§ Records for processing:

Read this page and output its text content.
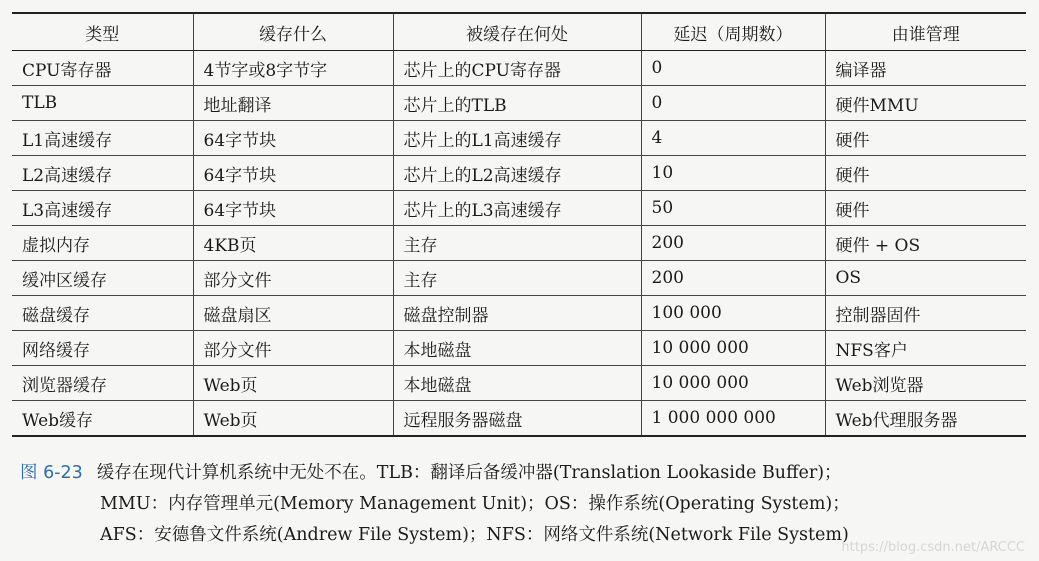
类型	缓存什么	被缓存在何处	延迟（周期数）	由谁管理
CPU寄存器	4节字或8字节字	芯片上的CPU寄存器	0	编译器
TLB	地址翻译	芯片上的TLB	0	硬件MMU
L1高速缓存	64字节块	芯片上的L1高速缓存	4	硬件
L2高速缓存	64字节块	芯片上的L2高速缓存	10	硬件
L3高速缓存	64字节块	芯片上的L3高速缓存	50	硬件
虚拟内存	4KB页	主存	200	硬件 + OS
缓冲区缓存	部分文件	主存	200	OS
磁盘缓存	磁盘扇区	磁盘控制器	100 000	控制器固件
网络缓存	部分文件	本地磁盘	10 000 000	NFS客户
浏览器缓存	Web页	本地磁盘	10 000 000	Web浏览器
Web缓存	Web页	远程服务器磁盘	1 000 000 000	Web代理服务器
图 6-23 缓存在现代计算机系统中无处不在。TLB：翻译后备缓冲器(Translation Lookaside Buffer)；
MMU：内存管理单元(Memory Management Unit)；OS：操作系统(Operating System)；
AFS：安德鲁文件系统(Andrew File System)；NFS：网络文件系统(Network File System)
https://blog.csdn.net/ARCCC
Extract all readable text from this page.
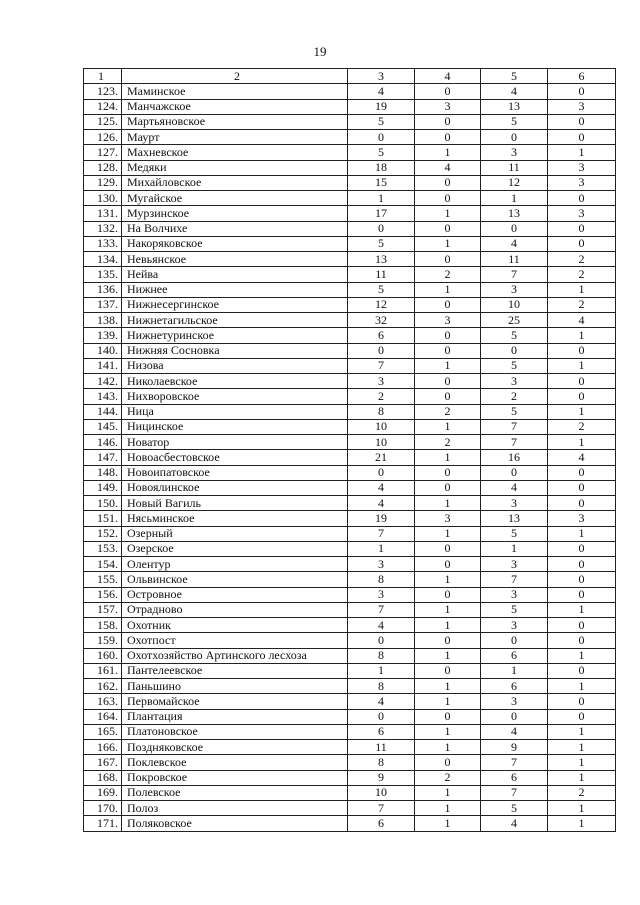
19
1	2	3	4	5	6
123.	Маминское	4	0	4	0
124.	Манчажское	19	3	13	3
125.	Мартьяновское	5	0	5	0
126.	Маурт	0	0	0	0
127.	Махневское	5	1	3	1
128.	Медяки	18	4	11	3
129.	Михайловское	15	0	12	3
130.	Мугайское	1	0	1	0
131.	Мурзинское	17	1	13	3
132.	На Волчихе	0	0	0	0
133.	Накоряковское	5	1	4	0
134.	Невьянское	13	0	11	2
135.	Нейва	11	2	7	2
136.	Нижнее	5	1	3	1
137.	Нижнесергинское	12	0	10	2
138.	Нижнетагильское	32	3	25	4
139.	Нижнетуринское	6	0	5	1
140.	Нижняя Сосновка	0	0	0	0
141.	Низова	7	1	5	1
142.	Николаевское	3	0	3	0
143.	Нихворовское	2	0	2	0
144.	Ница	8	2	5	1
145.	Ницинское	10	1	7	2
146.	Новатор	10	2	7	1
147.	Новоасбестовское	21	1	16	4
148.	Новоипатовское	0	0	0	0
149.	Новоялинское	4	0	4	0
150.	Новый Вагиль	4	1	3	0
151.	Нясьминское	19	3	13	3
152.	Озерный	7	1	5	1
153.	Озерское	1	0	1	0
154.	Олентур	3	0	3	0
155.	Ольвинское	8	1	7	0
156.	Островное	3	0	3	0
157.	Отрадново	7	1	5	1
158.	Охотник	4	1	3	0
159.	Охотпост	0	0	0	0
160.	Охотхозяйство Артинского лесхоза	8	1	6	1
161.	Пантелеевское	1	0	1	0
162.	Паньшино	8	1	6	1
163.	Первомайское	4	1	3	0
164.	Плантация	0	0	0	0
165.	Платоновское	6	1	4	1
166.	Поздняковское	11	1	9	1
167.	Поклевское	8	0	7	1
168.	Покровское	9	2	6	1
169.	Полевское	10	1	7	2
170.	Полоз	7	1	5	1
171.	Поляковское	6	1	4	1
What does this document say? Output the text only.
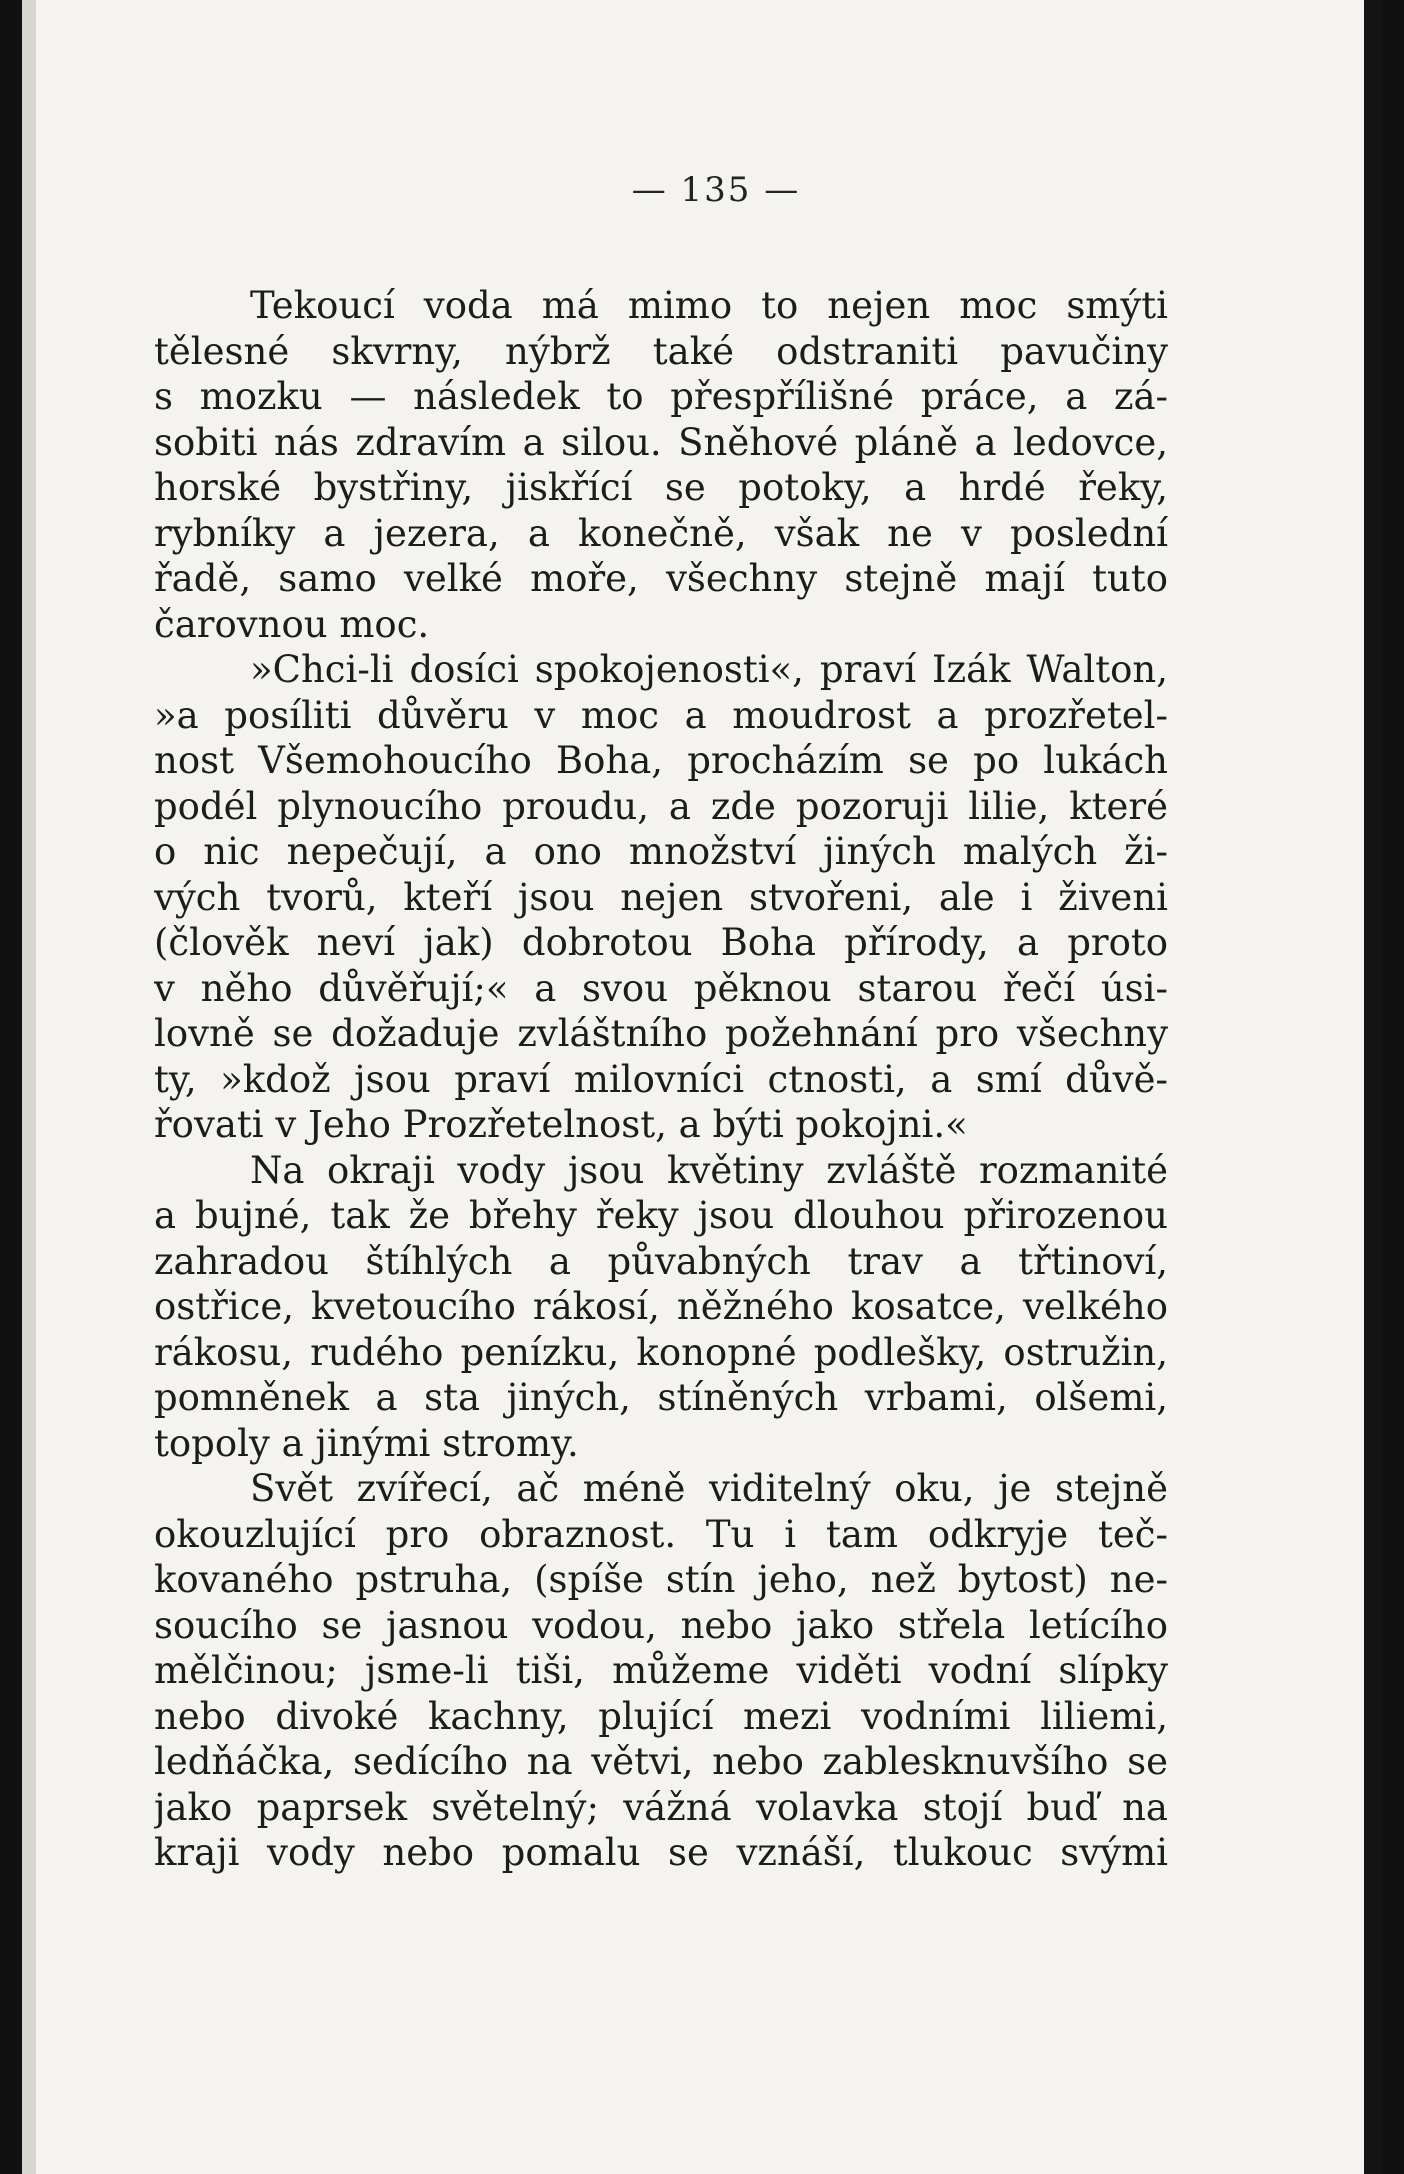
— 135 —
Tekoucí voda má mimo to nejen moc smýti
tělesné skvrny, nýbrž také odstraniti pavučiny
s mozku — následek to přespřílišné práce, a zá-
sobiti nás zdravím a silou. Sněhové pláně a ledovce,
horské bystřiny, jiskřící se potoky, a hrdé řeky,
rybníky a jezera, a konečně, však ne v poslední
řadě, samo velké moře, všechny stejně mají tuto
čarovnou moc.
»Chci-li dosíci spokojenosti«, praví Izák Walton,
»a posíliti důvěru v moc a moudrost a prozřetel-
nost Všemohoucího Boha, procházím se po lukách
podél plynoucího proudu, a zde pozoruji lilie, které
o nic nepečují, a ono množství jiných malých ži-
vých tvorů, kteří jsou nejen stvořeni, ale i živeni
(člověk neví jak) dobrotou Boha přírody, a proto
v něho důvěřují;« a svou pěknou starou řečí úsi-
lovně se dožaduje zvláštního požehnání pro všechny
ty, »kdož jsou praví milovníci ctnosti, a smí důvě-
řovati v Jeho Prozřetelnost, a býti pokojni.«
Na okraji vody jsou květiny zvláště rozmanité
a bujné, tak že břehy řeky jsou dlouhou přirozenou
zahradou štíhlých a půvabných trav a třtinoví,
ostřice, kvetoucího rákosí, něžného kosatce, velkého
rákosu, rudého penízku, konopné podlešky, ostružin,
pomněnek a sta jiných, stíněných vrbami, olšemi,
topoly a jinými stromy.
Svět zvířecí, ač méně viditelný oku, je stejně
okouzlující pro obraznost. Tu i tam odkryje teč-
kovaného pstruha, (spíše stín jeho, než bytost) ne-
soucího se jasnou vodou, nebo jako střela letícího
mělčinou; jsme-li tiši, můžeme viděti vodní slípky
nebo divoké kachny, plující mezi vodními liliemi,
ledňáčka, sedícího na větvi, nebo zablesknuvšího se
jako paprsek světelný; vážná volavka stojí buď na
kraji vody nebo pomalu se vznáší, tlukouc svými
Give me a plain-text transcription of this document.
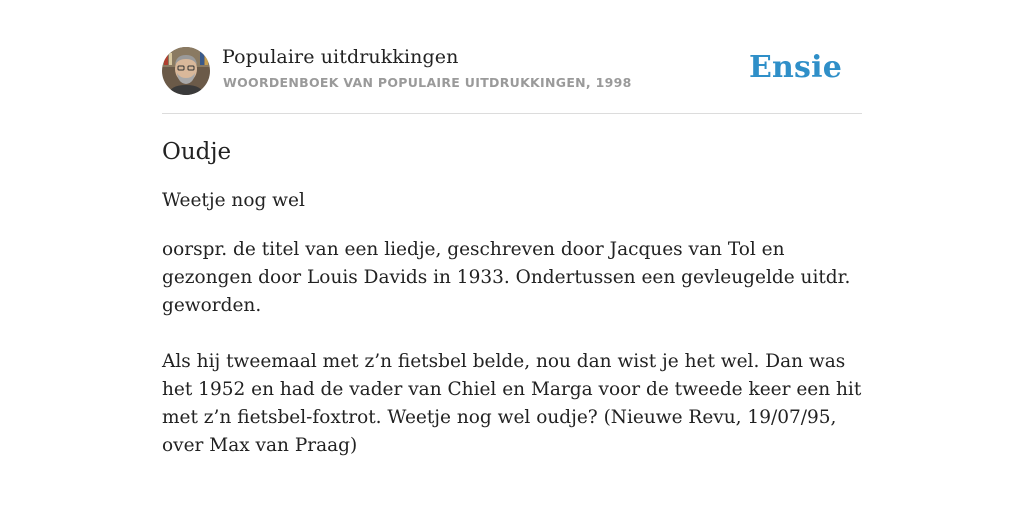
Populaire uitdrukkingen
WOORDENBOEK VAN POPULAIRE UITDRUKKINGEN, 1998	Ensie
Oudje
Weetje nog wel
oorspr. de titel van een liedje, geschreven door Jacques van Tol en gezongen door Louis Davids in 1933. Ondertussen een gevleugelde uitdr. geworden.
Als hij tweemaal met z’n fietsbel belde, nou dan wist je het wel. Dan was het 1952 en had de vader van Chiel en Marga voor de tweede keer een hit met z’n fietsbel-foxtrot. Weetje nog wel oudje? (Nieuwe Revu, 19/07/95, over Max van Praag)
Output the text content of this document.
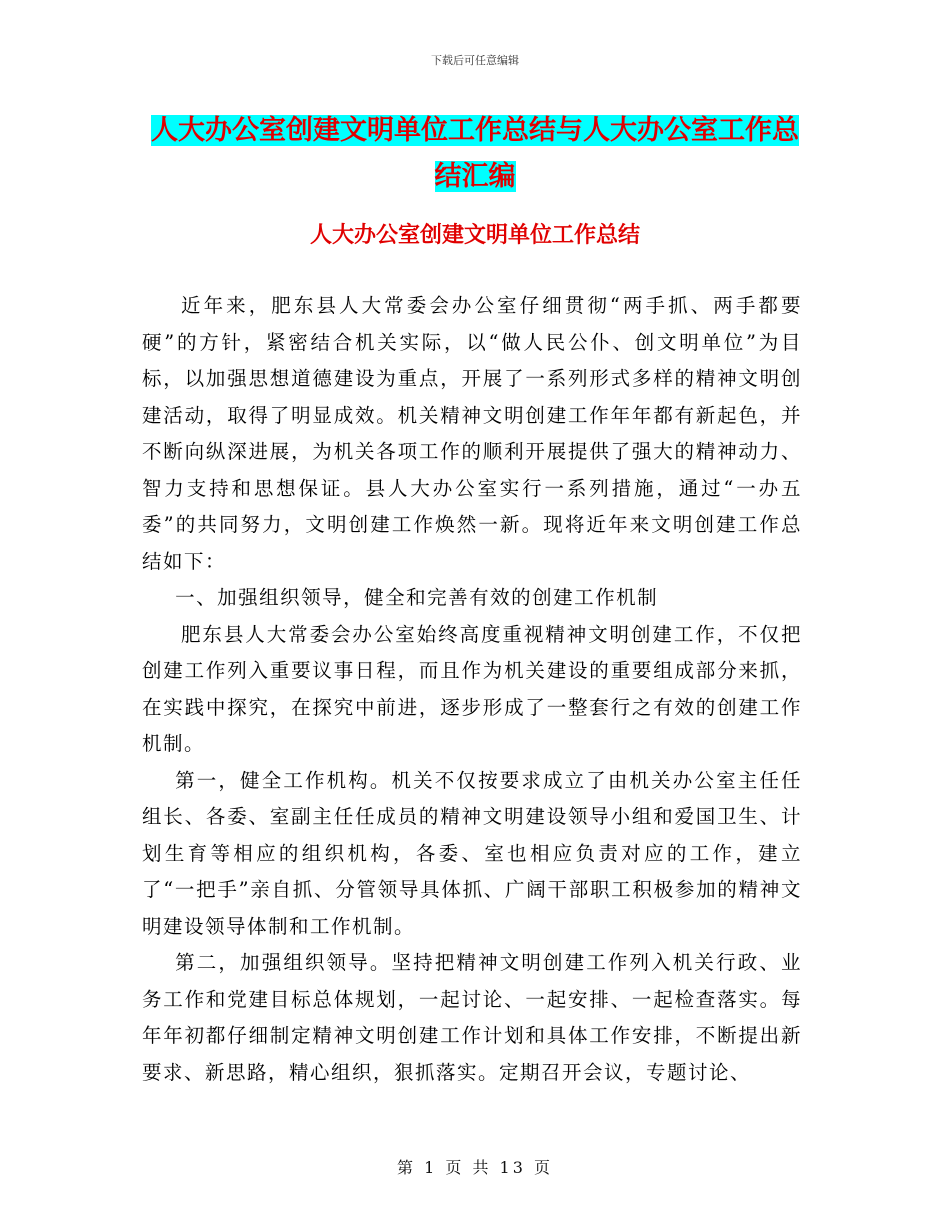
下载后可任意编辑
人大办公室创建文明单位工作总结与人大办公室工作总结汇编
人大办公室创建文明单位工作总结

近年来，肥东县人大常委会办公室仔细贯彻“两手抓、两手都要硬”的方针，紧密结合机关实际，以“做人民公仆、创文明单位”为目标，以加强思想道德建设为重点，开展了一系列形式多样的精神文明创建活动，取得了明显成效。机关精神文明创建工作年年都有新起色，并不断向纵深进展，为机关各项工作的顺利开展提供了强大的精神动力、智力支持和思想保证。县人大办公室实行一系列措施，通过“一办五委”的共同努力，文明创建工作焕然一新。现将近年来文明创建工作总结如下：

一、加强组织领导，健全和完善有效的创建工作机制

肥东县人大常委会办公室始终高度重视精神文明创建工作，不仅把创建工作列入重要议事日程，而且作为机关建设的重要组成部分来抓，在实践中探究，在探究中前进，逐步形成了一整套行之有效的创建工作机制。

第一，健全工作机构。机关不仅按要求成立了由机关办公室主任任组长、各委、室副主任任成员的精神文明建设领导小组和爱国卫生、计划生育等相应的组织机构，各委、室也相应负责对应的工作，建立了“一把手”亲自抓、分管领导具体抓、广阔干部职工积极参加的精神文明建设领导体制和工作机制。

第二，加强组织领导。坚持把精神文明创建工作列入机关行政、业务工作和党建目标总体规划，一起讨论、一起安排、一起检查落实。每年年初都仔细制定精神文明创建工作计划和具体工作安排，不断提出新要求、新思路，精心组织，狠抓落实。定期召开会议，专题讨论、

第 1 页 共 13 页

§ Exercise description: Look through the lines above and collect those with the word "stejně".

§ Full output:
řadě, samo velké moře, všechny stejně mají tuto
Svět zvířecí, ač méně viditelný oku, je stejně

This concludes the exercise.